§ **Task statement**:
Report all lines holding "Государственная".

§ **Material supplied**:
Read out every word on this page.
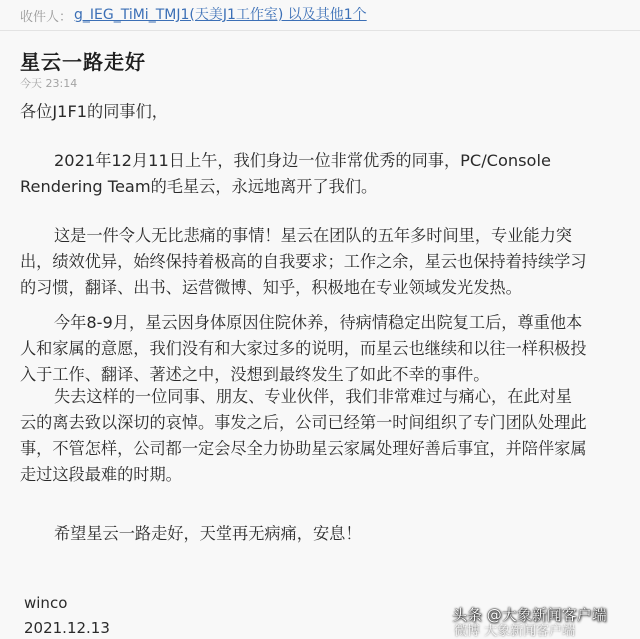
收件人： g_IEG_TiMi_TMJ1(天美J1工作室) 以及其他1个
星云一路走好
今天 23:14
各位J1F1的同事们，
2021年12月11日上午，我们身边一位非常优秀的同事，PC/Console
Rendering Team的毛星云，永远地离开了我们。
这是一件令人无比悲痛的事情！星云在团队的五年多时间里，专业能力突
出，绩效优异，始终保持着极高的自我要求；工作之余，星云也保持着持续学习
的习惯，翻译、出书、运营微博、知乎，积极地在专业领域发光发热。
今年8-9月，星云因身体原因住院休养，待病情稳定出院复工后，尊重他本
人和家属的意愿，我们没有和大家过多的说明，而星云也继续和以往一样积极投
入于工作、翻译、著述之中，没想到最终发生了如此不幸的事件。
失去这样的一位同事、朋友、专业伙伴，我们非常难过与痛心，在此对星
云的离去致以深切的哀悼。事发之后，公司已经第一时间组织了专门团队处理此
事，不管怎样，公司都一定会尽全力协助星云家属处理好善后事宜，并陪伴家属
走过这段最难的时期。
希望星云一路走好，天堂再无病痛，安息！
winco
2021.12.13
头条 @大象新闻客户端
微博 大象新闻客户端
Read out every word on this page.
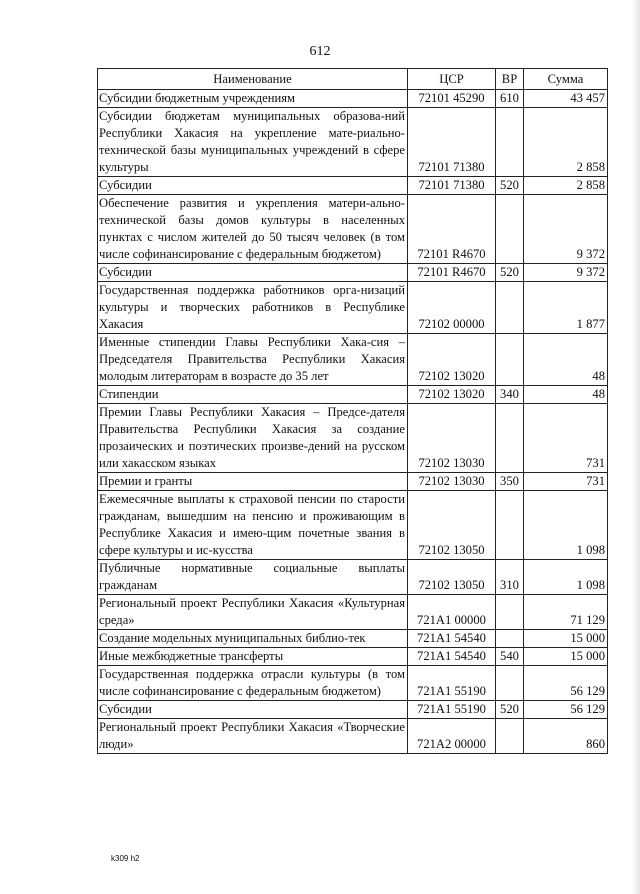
612
Наименование	ЦСР	ВР	Сумма
Субсидии бюджетным учреждениям	72101 45290	610	43 457
Субсидии бюджетам муниципальных образова-ний Республики Хакасия на укрепление мате-риально-технической базы муниципальных учреждений в сфере культуры	72101 71380		2 858
Субсидии	72101 71380	520	2 858
Обеспечение развития и укрепления матери-ально-технической базы домов культуры в населенных пунктах с числом жителей до 50 тысяч человек (в том числе софинансирование с федеральным бюджетом)	72101 R4670		9 372
Субсидии	72101 R4670	520	9 372
Государственная поддержка работников орга-низаций культуры и творческих работников в Республике Хакасия	72102 00000		1 877
Именные стипендии Главы Республики Хака-сия – Председателя Правительства Республики Хакасия молодым литераторам в возрасте до 35 лет	72102 13020		48
Стипендии	72102 13020	340	48
Премии Главы Республики Хакасия – Предсе-дателя Правительства Республики Хакасия за создание прозаических и поэтических произве-дений на русском или хакасском языках	72102 13030		731
Премии и гранты	72102 13030	350	731
Ежемесячные выплаты к страховой пенсии по старости гражданам, вышедшим на пенсию и проживающим в Республике Хакасия и имею-щим почетные звания в сфере культуры и ис-кусства	72102 13050		1 098
Публичные нормативные социальные выплаты гражданам	72102 13050	310	1 098
Региональный проект Республики Хакасия «Культурная среда»	721A1 00000		71 129
Создание модельных муниципальных библио-тек	721A1 54540		15 000
Иные межбюджетные трансферты	721A1 54540	540	15 000
Государственная поддержка отрасли культуры (в том числе софинансирование с федеральным бюджетом)	721A1 55190		56 129
Субсидии	721A1 55190	520	56 129
Региональный проект Республики Хакасия «Творческие люди»	721A2 00000		860
k309 h2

§ **Correct answer**:
Государственная поддержка работников орга-низаций культуры и творческих работников в Республике Хакасия	72102 00000		1 877
Государственная поддержка отрасли культуры (в том числе софинансирование с федеральным бюджетом)	721A1 55190		56 129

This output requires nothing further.